Stored data entries:
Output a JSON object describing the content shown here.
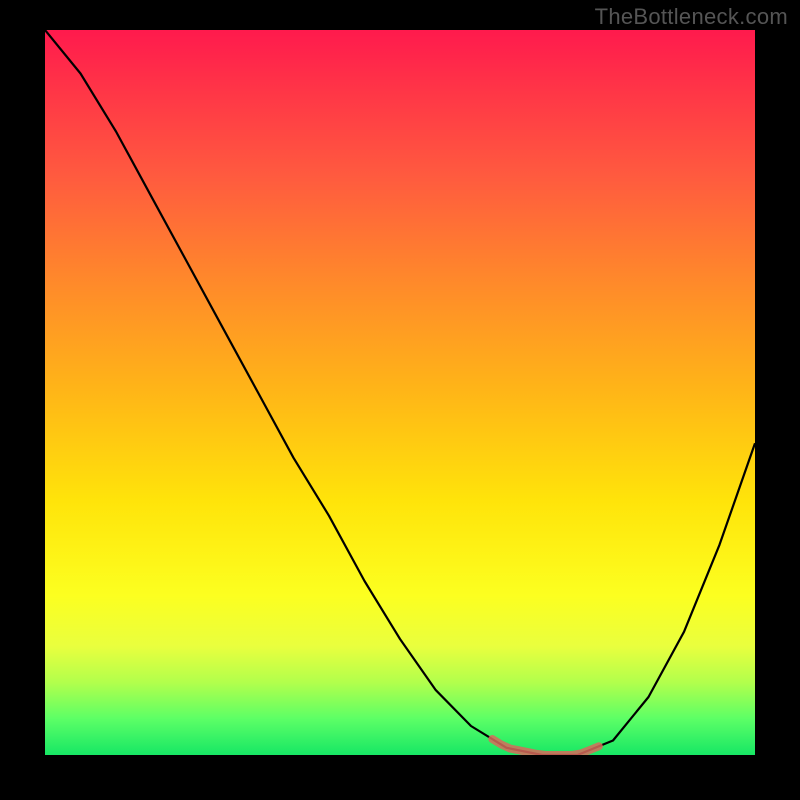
{
  "watermark": "TheBottleneck.com",
  "colors": {
    "frame_bg": "#000000",
    "curve_stroke": "#000000",
    "highlight_stroke": "#d86a5c",
    "gradient_stops": [
      "#ff1a4d",
      "#ff3447",
      "#ff5a3f",
      "#ff8a2a",
      "#ffb617",
      "#ffe40a",
      "#fcff20",
      "#e9ff3e",
      "#b2ff4c",
      "#5cff66",
      "#17e765"
    ]
  },
  "chart_data": {
    "type": "line",
    "title": "",
    "xlabel": "",
    "ylabel": "",
    "x": [
      0.0,
      0.05,
      0.1,
      0.15,
      0.2,
      0.25,
      0.3,
      0.35,
      0.4,
      0.45,
      0.5,
      0.55,
      0.6,
      0.65,
      0.7,
      0.75,
      0.8,
      0.85,
      0.9,
      0.95,
      1.0
    ],
    "values": [
      1.0,
      0.94,
      0.86,
      0.77,
      0.68,
      0.59,
      0.5,
      0.41,
      0.33,
      0.24,
      0.16,
      0.09,
      0.04,
      0.01,
      0.0,
      0.0,
      0.02,
      0.08,
      0.17,
      0.29,
      0.43
    ],
    "ylim": [
      0,
      1
    ],
    "xlim": [
      0,
      1
    ],
    "highlight_range_x": [
      0.63,
      0.78
    ],
    "notes": "Single black V-shaped curve over a red→green vertical gradient. Reddish highlight segment sits on the valley floor near x≈0.63–0.78."
  }
}
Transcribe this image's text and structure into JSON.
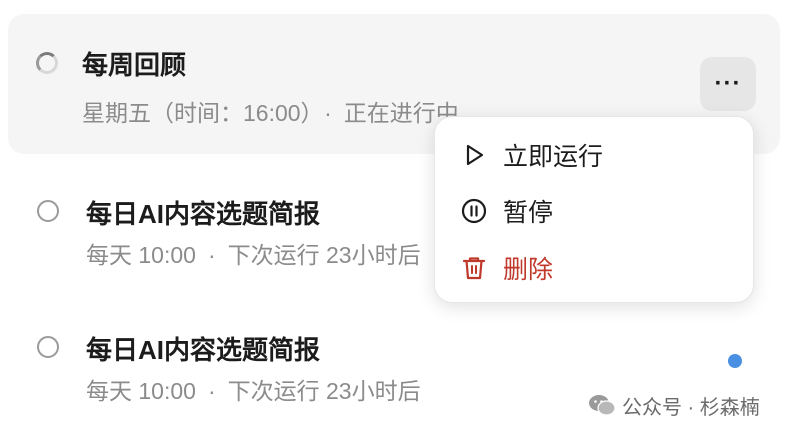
{
  "tasks": [
    {
      "title": "每周回顾",
      "schedule": "星期五（时间：16:00）",
      "separator": "·",
      "status": "正在进行中",
      "icon": "spinner-icon"
    },
    {
      "title": "每日AI内容选题简报",
      "schedule": "每天 10:00",
      "separator": "·",
      "status": "下次运行 23小时后",
      "icon": "circle-icon"
    },
    {
      "title": "每日AI内容选题简报",
      "schedule": "每天 10:00",
      "separator": "·",
      "status": "下次运行 23小时后",
      "icon": "circle-icon"
    }
  ],
  "more_button": {
    "label": "···"
  },
  "context_menu": {
    "items": [
      {
        "label": "立即运行",
        "icon": "play-icon"
      },
      {
        "label": "暂停",
        "icon": "pause-icon"
      },
      {
        "label": "删除",
        "icon": "trash-icon"
      }
    ]
  },
  "watermark": {
    "text": "公众号 · 杉森楠"
  },
  "colors": {
    "active_row_bg": "#f5f5f5",
    "danger": "#c0392b",
    "unread_dot": "#4a90e2",
    "muted_text": "#8b8b8b"
  }
}
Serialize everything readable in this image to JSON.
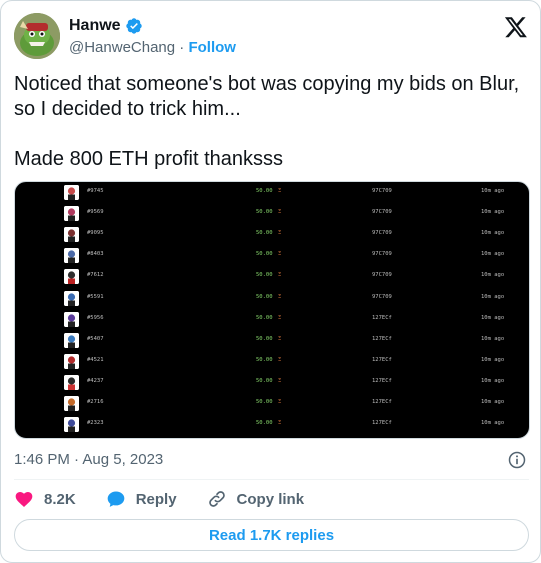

■ **TASK STATEMENT**: Examine the records and pull out every line where the string "icon" occurs.

■ **RESPONSE TO THE TASK**:
      "icon": "spinner-icon"
      "icon": "circle-icon"
      "icon": "circle-icon"
        "icon": "play-icon"
        "icon": "pause-icon"
        "icon": "trash-icon"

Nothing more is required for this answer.